What is needed >> Your answer must consist solely of the number of lines that contain the word "this".
* * * * * * *
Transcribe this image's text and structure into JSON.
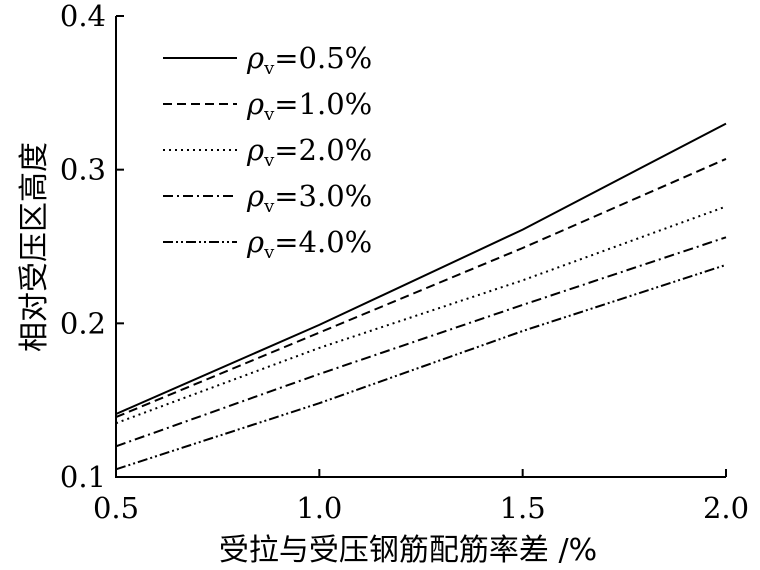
{
  "chart_data": {
    "type": "line",
    "title": "",
    "xlabel": "受拉与受压钢筋配筋率差 /%",
    "ylabel": "相对受压区高度",
    "xlim": [
      0.5,
      2.0
    ],
    "ylim": [
      0.1,
      0.4
    ],
    "xticks": [
      0.5,
      1.0,
      1.5,
      2.0
    ],
    "xtick_labels": [
      "0.5",
      "1.0",
      "1.5",
      "2.0"
    ],
    "yticks": [
      0.1,
      0.2,
      0.3,
      0.4
    ],
    "ytick_labels": [
      "0.1",
      "0.2",
      "0.3",
      "0.4"
    ],
    "grid": false,
    "legend_position": "top-left",
    "x": [
      0.5,
      1.0,
      1.5,
      2.0
    ],
    "series": [
      {
        "name": "ρv=0.5%",
        "label_symbol": "ρ",
        "label_sub": "v",
        "label_value": "=0.5%",
        "dash": "solid",
        "values": [
          0.141,
          0.199,
          0.261,
          0.33
        ]
      },
      {
        "name": "ρv=1.0%",
        "label_symbol": "ρ",
        "label_sub": "v",
        "label_value": "=1.0%",
        "dash": "dashed",
        "values": [
          0.139,
          0.194,
          0.249,
          0.307
        ]
      },
      {
        "name": "ρv=2.0%",
        "label_symbol": "ρ",
        "label_sub": "v",
        "label_value": "=2.0%",
        "dash": "dotted",
        "values": [
          0.135,
          0.184,
          0.228,
          0.276
        ]
      },
      {
        "name": "ρv=3.0%",
        "label_symbol": "ρ",
        "label_sub": "v",
        "label_value": "=3.0%",
        "dash": "dashdot",
        "values": [
          0.12,
          0.167,
          0.212,
          0.256
        ]
      },
      {
        "name": "ρv=4.0%",
        "label_symbol": "ρ",
        "label_sub": "v",
        "label_value": "=4.0%",
        "dash": "dashdotdot",
        "values": [
          0.105,
          0.148,
          0.195,
          0.238
        ]
      }
    ]
  }
}
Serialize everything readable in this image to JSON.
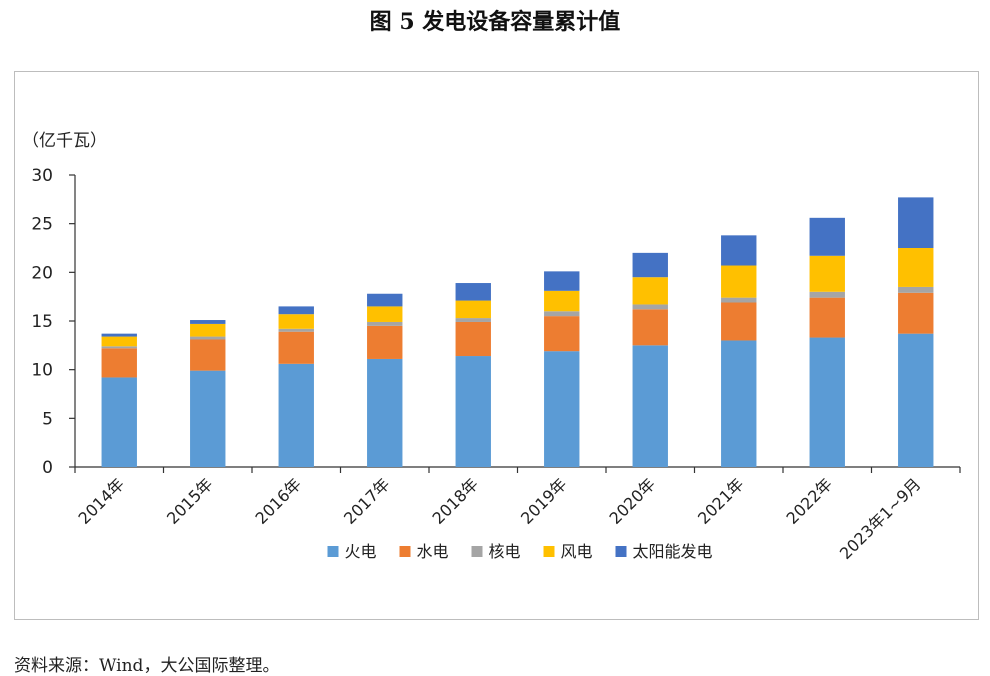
{
  "title": "图 5 发电设备容量累计值",
  "source": "资料来源：Wind，大公国际整理。",
  "chart_data": {
    "type": "bar",
    "stacked": true,
    "unit_label": "（亿千瓦）",
    "ylim": [
      0,
      30
    ],
    "yticks": [
      0,
      5,
      10,
      15,
      20,
      25,
      30
    ],
    "categories": [
      "2014年",
      "2015年",
      "2016年",
      "2017年",
      "2018年",
      "2019年",
      "2020年",
      "2021年",
      "2022年",
      "2023年1~9月"
    ],
    "series": [
      {
        "name": "火电",
        "color": "#5b9bd5",
        "values": [
          9.2,
          9.9,
          10.6,
          11.1,
          11.4,
          11.9,
          12.5,
          13.0,
          13.3,
          13.7
        ]
      },
      {
        "name": "水电",
        "color": "#ed7d31",
        "values": [
          3.0,
          3.2,
          3.3,
          3.4,
          3.5,
          3.6,
          3.7,
          3.9,
          4.1,
          4.2
        ]
      },
      {
        "name": "核电",
        "color": "#a5a5a5",
        "values": [
          0.2,
          0.3,
          0.3,
          0.4,
          0.4,
          0.5,
          0.5,
          0.5,
          0.6,
          0.6
        ]
      },
      {
        "name": "风电",
        "color": "#ffc000",
        "values": [
          1.0,
          1.3,
          1.5,
          1.6,
          1.8,
          2.1,
          2.8,
          3.3,
          3.7,
          4.0
        ]
      },
      {
        "name": "太阳能发电",
        "color": "#4472c4",
        "values": [
          0.3,
          0.4,
          0.8,
          1.3,
          1.8,
          2.0,
          2.5,
          3.1,
          3.9,
          5.2
        ]
      }
    ],
    "grid": false,
    "legend_position": "bottom-center"
  }
}
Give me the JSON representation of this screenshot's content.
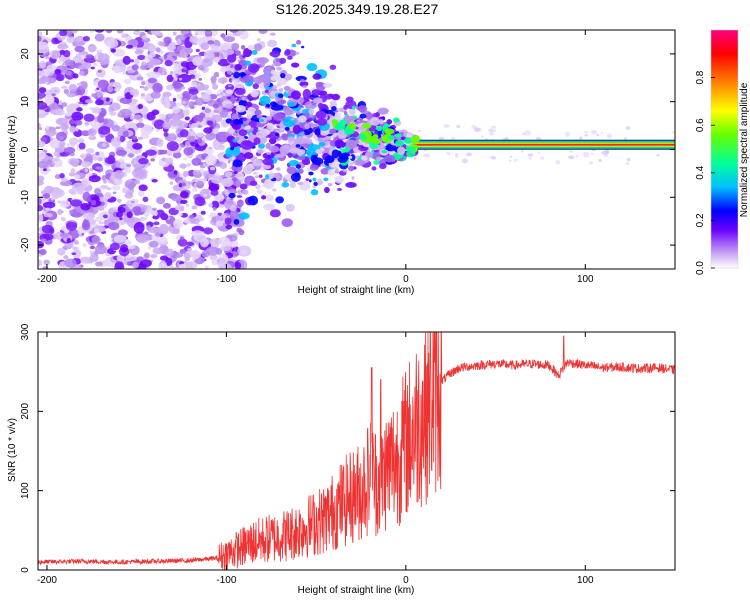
{
  "title": "S126.2025.349.19.28.E27",
  "chart_data": [
    {
      "type": "heatmap",
      "name": "spectrogram",
      "xlabel": "Height of straight line (km)",
      "ylabel": "Frequency (Hz)",
      "xlim": [
        -205,
        150
      ],
      "ylim": [
        -25,
        25
      ],
      "xticks": [
        -200,
        -100,
        0,
        100
      ],
      "yticks": [
        -20,
        -10,
        0,
        10,
        20
      ],
      "colorbar": {
        "label": "Normalized spectral amplitude",
        "range": [
          0,
          1
        ],
        "ticks": [
          0.0,
          0.2,
          0.4,
          0.6,
          0.8
        ],
        "tick_labels": [
          "0.0",
          "0.2",
          "0.4",
          "0.6",
          "0.8"
        ],
        "colors": [
          "#ffffff",
          "#b07cf0",
          "#6a00ff",
          "#0000ff",
          "#00bfff",
          "#00ff80",
          "#80ff00",
          "#ffff00",
          "#ff8000",
          "#ff0000",
          "#ff0080"
        ]
      },
      "features": {
        "carrier_line_hz": 1,
        "carrier_start_km": 5,
        "noise_region_km": [
          -205,
          -100
        ],
        "transition_region_km": [
          -100,
          5
        ]
      }
    },
    {
      "type": "line",
      "name": "snr",
      "xlabel": "Height of straight line (km)",
      "ylabel": "SNR (10 * v/v)",
      "xlim": [
        -205,
        150
      ],
      "ylim": [
        0,
        300
      ],
      "xticks": [
        -200,
        -100,
        0,
        100
      ],
      "yticks": [
        0,
        100,
        200,
        300
      ],
      "color": "#ee3333",
      "series": [
        {
          "name": "SNR",
          "x": [
            -205,
            -180,
            -160,
            -140,
            -120,
            -105,
            -95,
            -85,
            -75,
            -65,
            -55,
            -45,
            -35,
            -25,
            -20,
            -15,
            -10,
            -5,
            0,
            5,
            10,
            15,
            20,
            25,
            30,
            40,
            50,
            60,
            70,
            80,
            85,
            90,
            100,
            110,
            120,
            130,
            140,
            150
          ],
          "y": [
            10,
            11,
            10,
            11,
            12,
            15,
            25,
            35,
            40,
            45,
            55,
            65,
            85,
            100,
            120,
            110,
            130,
            140,
            160,
            180,
            200,
            220,
            238,
            248,
            255,
            258,
            260,
            258,
            260,
            258,
            245,
            262,
            258,
            255,
            256,
            254,
            255,
            252
          ]
        }
      ],
      "annotations": [
        {
          "x": -19,
          "y": 255,
          "note": "spike"
        },
        {
          "x": -14,
          "y": 240,
          "note": "spike"
        },
        {
          "x": 88,
          "y": 295,
          "note": "spike"
        }
      ]
    }
  ]
}
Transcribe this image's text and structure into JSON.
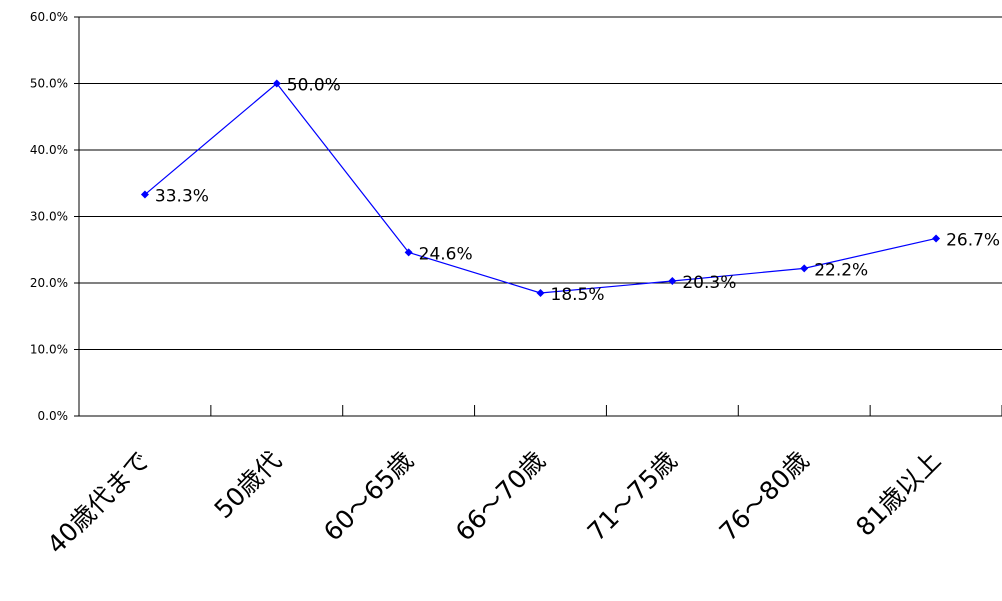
{
  "chart_data": {
    "type": "line",
    "title": "",
    "xlabel": "",
    "ylabel": "",
    "categories": [
      "40歳代まで",
      "50歳代",
      "60～65歳",
      "66～70歳",
      "71～75歳",
      "76～80歳",
      "81歳以上"
    ],
    "series": [
      {
        "values": [
          33.3,
          50.0,
          24.6,
          18.5,
          20.3,
          22.2,
          26.7
        ],
        "labels": [
          "33.3%",
          "50.0%",
          "24.6%",
          "18.5%",
          "20.3%",
          "22.2%",
          "26.7%"
        ],
        "color": "#0000ff"
      }
    ],
    "ylim": [
      0,
      60
    ],
    "yticks": [
      "0.0%",
      "10.0%",
      "20.0%",
      "30.0%",
      "40.0%",
      "50.0%",
      "60.0%"
    ],
    "grid": true,
    "legend": "none"
  }
}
* * * * * * *
Response to the exercise >> 4